[Dataset excerpt]

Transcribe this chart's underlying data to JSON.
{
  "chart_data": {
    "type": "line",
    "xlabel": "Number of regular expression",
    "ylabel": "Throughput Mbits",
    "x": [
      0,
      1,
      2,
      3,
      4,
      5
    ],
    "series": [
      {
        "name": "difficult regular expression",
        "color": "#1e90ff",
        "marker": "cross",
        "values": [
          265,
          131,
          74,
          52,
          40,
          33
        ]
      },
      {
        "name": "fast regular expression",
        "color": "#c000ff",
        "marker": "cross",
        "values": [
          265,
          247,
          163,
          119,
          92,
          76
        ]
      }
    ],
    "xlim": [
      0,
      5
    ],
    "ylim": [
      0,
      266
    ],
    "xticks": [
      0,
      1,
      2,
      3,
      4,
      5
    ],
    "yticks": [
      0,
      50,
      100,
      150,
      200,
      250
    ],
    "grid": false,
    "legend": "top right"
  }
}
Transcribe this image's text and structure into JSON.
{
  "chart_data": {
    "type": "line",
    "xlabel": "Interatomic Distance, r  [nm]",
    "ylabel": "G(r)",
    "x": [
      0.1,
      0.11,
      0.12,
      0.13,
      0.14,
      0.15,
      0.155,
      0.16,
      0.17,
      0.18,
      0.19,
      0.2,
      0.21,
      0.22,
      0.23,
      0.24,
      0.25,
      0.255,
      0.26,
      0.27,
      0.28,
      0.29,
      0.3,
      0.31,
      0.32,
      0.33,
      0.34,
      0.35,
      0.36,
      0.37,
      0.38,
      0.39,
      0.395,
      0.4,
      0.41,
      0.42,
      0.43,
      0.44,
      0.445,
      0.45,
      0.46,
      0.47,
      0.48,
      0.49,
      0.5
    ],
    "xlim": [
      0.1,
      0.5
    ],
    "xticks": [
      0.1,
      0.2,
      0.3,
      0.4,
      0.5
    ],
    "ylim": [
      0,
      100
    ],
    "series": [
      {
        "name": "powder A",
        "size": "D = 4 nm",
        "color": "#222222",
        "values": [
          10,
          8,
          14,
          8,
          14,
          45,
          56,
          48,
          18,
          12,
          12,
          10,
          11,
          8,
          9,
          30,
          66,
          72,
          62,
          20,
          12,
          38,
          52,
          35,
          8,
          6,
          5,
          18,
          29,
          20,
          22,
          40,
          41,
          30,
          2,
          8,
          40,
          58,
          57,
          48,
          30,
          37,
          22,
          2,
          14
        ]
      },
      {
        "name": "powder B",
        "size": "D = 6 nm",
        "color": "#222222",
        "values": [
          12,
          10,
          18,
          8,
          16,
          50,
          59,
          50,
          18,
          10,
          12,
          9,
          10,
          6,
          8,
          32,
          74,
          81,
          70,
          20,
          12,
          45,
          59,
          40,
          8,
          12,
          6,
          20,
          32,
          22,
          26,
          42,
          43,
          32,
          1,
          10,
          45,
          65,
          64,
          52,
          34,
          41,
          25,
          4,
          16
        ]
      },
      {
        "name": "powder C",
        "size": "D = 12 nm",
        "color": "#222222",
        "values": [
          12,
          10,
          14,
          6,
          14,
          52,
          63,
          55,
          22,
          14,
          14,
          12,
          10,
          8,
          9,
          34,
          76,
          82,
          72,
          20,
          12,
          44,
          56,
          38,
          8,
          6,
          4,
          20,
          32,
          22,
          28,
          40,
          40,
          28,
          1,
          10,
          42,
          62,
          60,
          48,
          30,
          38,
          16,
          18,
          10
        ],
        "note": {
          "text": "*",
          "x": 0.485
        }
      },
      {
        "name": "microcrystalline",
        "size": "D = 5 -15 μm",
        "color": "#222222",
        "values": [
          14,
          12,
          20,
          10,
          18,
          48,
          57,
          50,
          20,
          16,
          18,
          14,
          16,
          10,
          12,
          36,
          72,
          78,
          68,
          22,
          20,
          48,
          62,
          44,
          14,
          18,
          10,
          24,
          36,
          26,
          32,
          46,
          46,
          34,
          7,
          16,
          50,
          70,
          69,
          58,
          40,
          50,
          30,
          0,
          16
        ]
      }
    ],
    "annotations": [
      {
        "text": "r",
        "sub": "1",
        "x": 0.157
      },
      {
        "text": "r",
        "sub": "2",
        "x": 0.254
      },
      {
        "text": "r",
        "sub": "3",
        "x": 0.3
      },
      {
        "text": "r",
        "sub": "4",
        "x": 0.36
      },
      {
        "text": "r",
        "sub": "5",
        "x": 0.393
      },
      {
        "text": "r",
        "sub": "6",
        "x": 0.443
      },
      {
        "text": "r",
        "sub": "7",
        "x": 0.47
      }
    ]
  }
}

TASK STATEMENT – Search the data above for the string "regular" and return every line that has it.

SOLUTION FOR THIS PROBLEM –
    "xlabel": "Number of regular expression",
        "name": "difficult regular expression",
        "name": "fast regular expression",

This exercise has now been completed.